DIRECTIONS FOR THIS TASK:
Can you copy out the material word for word, from its first line through the line that contains "text: A [645, 14, 662, 40]", with both of those lines included and nothing beyond them?

EXERCISE MATERIAL:
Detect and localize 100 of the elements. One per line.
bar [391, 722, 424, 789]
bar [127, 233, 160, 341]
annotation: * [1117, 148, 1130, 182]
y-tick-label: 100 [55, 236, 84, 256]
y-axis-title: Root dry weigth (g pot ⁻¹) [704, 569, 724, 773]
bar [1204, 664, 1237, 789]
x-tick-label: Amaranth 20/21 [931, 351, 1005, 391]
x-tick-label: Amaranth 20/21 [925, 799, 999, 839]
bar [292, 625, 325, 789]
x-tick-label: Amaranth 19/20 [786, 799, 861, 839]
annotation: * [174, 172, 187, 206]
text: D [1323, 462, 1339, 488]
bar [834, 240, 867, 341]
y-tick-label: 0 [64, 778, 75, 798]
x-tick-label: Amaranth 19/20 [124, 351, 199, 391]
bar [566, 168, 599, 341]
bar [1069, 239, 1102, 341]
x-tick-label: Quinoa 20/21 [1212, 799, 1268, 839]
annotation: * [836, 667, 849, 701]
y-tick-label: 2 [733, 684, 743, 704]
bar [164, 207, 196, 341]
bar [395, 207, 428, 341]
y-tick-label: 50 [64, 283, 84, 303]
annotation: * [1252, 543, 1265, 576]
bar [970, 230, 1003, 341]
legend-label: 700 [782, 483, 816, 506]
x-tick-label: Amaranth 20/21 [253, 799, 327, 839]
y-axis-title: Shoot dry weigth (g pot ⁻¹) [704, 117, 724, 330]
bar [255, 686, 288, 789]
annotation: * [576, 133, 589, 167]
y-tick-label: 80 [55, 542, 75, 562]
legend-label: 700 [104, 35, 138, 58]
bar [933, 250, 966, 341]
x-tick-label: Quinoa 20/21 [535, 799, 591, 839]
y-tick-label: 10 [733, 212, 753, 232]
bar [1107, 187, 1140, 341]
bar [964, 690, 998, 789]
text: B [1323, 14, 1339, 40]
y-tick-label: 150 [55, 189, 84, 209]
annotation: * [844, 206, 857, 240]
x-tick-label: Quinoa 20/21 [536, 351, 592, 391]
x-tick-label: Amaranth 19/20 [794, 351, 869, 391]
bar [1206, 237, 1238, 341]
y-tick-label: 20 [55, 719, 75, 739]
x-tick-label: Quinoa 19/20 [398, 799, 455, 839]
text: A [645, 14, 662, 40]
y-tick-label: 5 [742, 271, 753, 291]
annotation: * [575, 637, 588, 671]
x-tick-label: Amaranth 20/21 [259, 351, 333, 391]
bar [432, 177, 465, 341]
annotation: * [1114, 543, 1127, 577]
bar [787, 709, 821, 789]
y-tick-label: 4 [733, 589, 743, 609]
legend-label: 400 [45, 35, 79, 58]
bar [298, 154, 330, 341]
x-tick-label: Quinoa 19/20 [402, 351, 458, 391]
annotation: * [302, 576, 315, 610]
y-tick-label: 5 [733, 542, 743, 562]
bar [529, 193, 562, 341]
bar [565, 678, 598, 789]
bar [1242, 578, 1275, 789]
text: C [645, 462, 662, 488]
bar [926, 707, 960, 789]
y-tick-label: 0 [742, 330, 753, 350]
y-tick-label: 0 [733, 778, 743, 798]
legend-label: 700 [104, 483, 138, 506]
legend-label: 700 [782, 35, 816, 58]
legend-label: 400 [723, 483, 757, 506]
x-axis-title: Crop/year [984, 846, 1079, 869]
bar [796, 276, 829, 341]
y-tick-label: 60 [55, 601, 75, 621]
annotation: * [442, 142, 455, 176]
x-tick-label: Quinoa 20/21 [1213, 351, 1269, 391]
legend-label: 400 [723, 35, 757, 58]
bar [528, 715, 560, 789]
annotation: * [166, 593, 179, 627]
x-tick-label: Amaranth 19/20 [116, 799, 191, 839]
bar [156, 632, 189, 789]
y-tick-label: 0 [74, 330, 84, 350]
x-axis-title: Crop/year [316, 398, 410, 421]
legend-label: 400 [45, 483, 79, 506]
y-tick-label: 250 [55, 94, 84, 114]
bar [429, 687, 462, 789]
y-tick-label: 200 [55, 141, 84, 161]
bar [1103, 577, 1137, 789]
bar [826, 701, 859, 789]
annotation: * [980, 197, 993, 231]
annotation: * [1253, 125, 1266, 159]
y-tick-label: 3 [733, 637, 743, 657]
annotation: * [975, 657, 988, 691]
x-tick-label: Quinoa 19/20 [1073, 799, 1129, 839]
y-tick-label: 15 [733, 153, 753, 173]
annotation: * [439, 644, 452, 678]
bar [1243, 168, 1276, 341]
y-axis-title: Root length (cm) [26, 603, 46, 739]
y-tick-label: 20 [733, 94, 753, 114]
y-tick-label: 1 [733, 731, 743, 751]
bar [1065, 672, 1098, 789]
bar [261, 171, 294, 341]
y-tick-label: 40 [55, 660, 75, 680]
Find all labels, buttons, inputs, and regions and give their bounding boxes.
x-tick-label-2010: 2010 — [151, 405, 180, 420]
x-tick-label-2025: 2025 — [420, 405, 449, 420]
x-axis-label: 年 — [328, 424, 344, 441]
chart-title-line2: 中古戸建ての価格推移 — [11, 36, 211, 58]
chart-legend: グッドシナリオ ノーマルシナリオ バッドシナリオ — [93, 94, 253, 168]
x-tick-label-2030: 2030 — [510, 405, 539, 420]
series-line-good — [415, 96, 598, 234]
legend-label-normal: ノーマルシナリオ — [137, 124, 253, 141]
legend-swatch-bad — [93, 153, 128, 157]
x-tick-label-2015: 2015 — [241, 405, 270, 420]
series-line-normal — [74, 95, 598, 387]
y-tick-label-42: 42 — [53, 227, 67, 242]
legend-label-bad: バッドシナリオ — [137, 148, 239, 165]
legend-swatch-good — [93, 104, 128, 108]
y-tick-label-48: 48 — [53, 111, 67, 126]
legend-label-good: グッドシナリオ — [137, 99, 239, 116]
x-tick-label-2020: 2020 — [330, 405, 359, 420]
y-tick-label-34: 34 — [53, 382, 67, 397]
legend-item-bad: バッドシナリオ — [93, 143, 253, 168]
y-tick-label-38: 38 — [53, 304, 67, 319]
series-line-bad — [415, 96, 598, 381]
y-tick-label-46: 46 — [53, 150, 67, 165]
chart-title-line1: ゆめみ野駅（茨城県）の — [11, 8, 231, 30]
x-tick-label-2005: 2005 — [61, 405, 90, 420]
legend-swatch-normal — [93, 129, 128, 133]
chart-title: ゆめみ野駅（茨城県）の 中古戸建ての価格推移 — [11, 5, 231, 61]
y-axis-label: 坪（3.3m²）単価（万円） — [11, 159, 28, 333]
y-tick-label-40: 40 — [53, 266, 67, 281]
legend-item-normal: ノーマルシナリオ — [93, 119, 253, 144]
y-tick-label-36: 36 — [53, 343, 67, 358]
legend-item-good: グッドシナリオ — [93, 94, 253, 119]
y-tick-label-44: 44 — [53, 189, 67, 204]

CORRECT RESULT:
Detect and localize 100 of the elements. One per line.
bar [391, 722, 424, 789]
bar [127, 233, 160, 341]
annotation: * [1117, 148, 1130, 182]
y-tick-label: 100 [55, 236, 84, 256]
y-axis-title: Root dry weigth (g pot ⁻¹) [704, 569, 724, 773]
bar [1204, 664, 1237, 789]
x-tick-label: Amaranth 20/21 [931, 351, 1005, 391]
x-tick-label: Amaranth 20/21 [925, 799, 999, 839]
bar [292, 625, 325, 789]
x-tick-label: Amaranth 19/20 [786, 799, 861, 839]
annotation: * [174, 172, 187, 206]
text: D [1323, 462, 1339, 488]
bar [834, 240, 867, 341]
y-tick-label: 0 [64, 778, 75, 798]
x-tick-label: Amaranth 19/20 [124, 351, 199, 391]
bar [566, 168, 599, 341]
bar [1069, 239, 1102, 341]
x-tick-label: Quinoa 20/21 [1212, 799, 1268, 839]
annotation: * [836, 667, 849, 701]
y-tick-label: 2 [733, 684, 743, 704]
bar [164, 207, 196, 341]
bar [395, 207, 428, 341]
y-tick-label: 50 [64, 283, 84, 303]
annotation: * [1252, 543, 1265, 576]
bar [970, 230, 1003, 341]
legend-label: 700 [782, 483, 816, 506]
x-tick-label: Amaranth 20/21 [253, 799, 327, 839]
y-axis-title: Shoot dry weigth (g pot ⁻¹) [704, 117, 724, 330]
bar [255, 686, 288, 789]
annotation: * [576, 133, 589, 167]
y-tick-label: 80 [55, 542, 75, 562]
legend-label: 700 [104, 35, 138, 58]
bar [933, 250, 966, 341]
x-tick-label: Quinoa 20/21 [535, 799, 591, 839]
y-tick-label: 10 [733, 212, 753, 232]
bar [1107, 187, 1140, 341]
bar [964, 690, 998, 789]
text: B [1323, 14, 1339, 40]
y-tick-label: 150 [55, 189, 84, 209]
annotation: * [844, 206, 857, 240]
x-tick-label: Quinoa 20/21 [536, 351, 592, 391]
x-tick-label: Amaranth 19/20 [794, 351, 869, 391]
bar [1206, 237, 1238, 341]
y-tick-label: 20 [55, 719, 75, 739]
x-tick-label: Quinoa 19/20 [398, 799, 455, 839]
text: A [645, 14, 662, 40]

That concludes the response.